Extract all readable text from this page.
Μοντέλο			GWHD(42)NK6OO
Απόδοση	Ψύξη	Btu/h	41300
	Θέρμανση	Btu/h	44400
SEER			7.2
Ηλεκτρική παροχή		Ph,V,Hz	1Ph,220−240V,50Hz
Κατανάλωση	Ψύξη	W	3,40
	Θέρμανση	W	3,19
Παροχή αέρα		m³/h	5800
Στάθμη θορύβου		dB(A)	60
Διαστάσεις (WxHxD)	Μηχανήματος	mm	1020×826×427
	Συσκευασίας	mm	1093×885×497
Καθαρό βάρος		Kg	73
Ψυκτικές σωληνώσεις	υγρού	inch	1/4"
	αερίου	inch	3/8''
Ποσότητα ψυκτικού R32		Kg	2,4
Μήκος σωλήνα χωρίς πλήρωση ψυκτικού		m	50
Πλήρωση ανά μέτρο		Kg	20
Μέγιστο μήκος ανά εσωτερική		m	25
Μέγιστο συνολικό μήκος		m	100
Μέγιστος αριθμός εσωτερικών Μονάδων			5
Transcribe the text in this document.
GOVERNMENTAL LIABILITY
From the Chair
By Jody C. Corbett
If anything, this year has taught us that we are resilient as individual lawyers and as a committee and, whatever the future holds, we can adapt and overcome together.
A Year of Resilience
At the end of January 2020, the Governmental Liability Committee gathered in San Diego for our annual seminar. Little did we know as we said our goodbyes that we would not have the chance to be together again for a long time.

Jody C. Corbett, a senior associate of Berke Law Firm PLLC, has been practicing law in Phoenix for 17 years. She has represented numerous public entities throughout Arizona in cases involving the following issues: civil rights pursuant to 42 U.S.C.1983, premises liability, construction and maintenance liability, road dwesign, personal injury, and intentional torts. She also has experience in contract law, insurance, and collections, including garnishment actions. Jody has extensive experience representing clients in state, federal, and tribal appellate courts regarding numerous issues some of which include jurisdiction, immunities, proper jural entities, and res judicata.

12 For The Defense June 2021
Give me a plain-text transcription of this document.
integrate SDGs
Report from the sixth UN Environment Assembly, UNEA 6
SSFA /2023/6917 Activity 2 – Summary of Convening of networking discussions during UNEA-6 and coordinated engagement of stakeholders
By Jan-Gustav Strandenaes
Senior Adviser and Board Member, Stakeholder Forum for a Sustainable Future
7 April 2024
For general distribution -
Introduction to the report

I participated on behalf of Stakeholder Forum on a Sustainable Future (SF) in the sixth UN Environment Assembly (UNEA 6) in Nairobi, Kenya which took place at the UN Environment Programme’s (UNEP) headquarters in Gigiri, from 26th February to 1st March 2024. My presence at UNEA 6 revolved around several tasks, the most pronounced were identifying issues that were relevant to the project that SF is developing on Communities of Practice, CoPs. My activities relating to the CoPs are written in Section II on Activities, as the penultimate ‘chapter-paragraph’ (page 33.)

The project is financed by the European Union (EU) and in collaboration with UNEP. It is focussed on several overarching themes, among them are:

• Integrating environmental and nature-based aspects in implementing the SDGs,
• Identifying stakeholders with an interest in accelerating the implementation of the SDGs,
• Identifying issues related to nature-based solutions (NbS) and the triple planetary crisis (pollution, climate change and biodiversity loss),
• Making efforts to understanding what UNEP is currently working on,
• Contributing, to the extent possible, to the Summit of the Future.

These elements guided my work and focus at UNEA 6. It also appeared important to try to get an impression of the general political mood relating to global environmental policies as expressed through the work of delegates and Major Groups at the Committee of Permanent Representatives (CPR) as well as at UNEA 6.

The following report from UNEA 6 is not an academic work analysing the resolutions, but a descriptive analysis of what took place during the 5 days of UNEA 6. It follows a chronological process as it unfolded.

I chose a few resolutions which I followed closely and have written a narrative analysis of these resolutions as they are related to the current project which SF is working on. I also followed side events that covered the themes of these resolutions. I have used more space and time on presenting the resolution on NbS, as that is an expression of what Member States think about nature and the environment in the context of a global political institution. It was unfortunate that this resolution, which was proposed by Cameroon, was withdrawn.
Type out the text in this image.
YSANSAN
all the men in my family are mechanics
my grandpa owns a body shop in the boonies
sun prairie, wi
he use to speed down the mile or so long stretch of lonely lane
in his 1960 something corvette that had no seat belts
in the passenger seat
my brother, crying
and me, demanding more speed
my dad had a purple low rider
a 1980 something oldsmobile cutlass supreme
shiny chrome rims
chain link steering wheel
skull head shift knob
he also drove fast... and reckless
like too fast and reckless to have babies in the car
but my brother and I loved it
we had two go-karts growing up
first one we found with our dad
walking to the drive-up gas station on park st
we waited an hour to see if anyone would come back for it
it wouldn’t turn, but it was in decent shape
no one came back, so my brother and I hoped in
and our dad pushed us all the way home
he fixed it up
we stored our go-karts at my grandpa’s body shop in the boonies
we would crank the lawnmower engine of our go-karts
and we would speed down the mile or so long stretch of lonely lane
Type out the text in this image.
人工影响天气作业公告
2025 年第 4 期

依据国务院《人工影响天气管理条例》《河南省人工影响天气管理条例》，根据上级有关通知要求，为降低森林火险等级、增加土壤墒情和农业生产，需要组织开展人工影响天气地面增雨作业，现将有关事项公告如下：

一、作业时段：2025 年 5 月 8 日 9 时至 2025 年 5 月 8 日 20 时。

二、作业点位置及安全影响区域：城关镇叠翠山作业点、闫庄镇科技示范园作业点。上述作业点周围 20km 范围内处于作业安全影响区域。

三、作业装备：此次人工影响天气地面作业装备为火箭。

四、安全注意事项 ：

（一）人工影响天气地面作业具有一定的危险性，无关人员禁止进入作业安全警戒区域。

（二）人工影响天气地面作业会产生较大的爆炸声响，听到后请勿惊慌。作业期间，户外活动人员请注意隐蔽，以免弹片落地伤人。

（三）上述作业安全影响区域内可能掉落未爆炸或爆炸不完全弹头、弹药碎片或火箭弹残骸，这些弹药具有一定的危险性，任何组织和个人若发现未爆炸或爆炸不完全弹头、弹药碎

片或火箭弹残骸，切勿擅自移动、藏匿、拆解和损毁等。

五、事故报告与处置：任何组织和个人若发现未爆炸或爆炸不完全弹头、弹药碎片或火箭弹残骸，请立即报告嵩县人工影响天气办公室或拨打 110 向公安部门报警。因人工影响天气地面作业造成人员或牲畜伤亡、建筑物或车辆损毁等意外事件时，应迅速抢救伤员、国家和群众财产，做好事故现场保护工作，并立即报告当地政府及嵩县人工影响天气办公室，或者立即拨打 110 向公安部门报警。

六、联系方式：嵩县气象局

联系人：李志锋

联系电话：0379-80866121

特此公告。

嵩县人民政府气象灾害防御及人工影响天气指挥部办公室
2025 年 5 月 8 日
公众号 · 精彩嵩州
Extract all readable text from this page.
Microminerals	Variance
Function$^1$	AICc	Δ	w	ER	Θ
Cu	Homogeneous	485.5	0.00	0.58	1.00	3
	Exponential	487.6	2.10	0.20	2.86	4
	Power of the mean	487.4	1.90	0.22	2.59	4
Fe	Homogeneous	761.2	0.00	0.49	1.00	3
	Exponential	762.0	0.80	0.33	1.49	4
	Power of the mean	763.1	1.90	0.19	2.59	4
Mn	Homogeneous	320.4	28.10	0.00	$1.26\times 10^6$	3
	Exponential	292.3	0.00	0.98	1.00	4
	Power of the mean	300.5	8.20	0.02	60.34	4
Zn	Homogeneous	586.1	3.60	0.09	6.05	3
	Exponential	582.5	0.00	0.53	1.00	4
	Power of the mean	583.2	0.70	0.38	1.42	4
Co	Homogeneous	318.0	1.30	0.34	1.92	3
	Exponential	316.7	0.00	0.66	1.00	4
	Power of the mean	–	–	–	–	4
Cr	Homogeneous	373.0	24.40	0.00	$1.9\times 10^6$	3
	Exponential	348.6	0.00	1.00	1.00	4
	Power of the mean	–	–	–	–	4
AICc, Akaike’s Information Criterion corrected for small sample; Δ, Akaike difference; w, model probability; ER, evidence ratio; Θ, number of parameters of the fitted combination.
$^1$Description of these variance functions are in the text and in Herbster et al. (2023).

****************************************

# [Direction]
Copy each line holding the word "lonely" from the listing above.

# [Reply]
he use to speed down the mile or so long stretch of lonely lane
and we would speed down the mile or so long stretch of lonely lane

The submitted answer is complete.